To be done =
Set down the whole listing verbatim.

* * * * * * *

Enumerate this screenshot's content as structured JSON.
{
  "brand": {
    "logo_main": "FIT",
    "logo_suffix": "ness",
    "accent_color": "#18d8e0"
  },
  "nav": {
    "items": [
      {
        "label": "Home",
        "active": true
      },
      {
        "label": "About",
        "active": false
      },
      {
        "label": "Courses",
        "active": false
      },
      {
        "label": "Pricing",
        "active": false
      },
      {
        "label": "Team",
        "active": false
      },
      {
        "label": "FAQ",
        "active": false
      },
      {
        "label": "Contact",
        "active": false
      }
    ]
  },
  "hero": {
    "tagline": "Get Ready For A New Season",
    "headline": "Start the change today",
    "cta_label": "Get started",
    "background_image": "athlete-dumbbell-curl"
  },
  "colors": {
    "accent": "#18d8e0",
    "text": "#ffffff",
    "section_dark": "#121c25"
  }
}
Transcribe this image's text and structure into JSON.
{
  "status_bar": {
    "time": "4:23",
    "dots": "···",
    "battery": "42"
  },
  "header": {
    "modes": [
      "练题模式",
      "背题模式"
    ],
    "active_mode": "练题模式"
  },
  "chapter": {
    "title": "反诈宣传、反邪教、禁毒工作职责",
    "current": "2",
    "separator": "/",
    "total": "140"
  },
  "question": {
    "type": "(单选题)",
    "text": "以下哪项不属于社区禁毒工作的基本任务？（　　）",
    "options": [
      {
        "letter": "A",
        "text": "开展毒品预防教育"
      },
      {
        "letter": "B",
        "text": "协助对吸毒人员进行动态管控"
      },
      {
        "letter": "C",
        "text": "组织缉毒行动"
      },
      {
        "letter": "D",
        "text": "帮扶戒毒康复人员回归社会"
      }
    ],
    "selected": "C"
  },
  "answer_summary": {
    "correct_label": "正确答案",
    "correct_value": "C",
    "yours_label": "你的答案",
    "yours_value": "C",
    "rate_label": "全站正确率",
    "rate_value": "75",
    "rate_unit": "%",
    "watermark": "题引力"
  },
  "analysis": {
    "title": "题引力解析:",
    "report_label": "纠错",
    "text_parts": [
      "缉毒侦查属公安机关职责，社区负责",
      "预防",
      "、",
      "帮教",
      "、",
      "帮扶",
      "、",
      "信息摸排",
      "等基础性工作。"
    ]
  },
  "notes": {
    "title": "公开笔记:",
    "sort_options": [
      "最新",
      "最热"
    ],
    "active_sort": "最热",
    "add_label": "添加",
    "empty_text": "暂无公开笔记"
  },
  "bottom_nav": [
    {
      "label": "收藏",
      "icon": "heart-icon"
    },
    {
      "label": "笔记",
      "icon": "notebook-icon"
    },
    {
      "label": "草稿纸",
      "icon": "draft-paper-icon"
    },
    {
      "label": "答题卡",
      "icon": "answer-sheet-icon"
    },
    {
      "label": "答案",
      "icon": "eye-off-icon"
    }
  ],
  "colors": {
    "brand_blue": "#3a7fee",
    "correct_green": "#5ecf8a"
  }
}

* * * * * * *

Response below =
Enumerate this screenshot's content as structured JSON.
{
  "brand": {
    "logo_main": "FIT",
    "logo_suffix": "ness",
    "accent_color": "#18d8e0"
  },
  "nav": {
    "items": [
      {
        "label": "Home",
        "active": true
      },
      {
        "label": "About",
        "active": false
      },
      {
        "label": "Courses",
        "active": false
      },
      {
        "label": "Pricing",
        "active": false
      },
      {
        "label": "Team",
        "active": false
      },
      {
        "label": "FAQ",
        "active": false
      },
      {
        "label": "Contact",
        "active": false
      }
    ]
  },
  "hero": {
    "tagline": "Get Ready For A New Season",
    "headline": "Start the change today",
    "cta_label": "Get started",
    "background_image": "athlete-dumbbell-curl"
  },
  "colors": {
    "accent": "#18d8e0",
    "text": "#ffffff",
    "section_dark": "#121c25"
  }
}
Transcribe this image's text and structure into JSON.
{
  "status_bar": {
    "time": "4:23",
    "dots": "···",
    "battery": "42"
  },
  "header": {
    "modes": [
      "练题模式",
      "背题模式"
    ],
    "active_mode": "练题模式"
  },
  "chapter": {
    "title": "反诈宣传、反邪教、禁毒工作职责",
    "current": "2",
    "separator": "/",
    "total": "140"
  },
  "question": {
    "type": "(单选题)",
    "text": "以下哪项不属于社区禁毒工作的基本任务？（　　）",
    "options": [
      {
        "letter": "A",
        "text": "开展毒品预防教育"
      },
      {
        "letter": "B",
        "text": "协助对吸毒人员进行动态管控"
      },
      {
        "letter": "C",
        "text": "组织缉毒行动"
      },
      {
        "letter": "D",
        "text": "帮扶戒毒康复人员回归社会"
      }
    ],
    "selected": "C"
  },
  "answer_summary": {
    "correct_label": "正确答案",
    "correct_value": "C",
    "yours_label": "你的答案",
    "yours_value": "C",
    "rate_label": "全站正确率",
    "rate_value": "75",
    "rate_unit": "%",
    "watermark": "题引力"
  },
  "analysis": {
    "title": "题引力解析:",
    "report_label": "纠错",
    "text_parts": [
      "缉毒侦查属公安机关职责，社区负责",
      "预防",
      "、",
      "帮教",
      "、",
      "帮扶",
      "、",
      "信息摸排",
      "等基础性工作。"
    ]
  },
  "notes": {
    "title": "公开笔记:",
    "sort_options": [
      "最新",
      "最热"
    ],
    "active_sort": "最热",
    "add_label": "添加",
    "empty_text": "暂无公开笔记"
  },
  "bottom_nav": [
    {
      "label": "收藏",
      "icon": "heart-icon"
    },
    {
      "label": "笔记",
      "icon": "notebook-icon"
    },
    {
      "label": "草稿纸",
      "icon": "draft-paper-icon"
    },
    {
      "label": "答题卡",
      "icon": "answer-sheet-icon"
    },
    {
      "label": "答案",
      "icon": "eye-off-icon"
    }
  ],
  "colors": {
    "brand_blue": "#3a7fee",
    "correct_green": "#5ecf8a"
  }
}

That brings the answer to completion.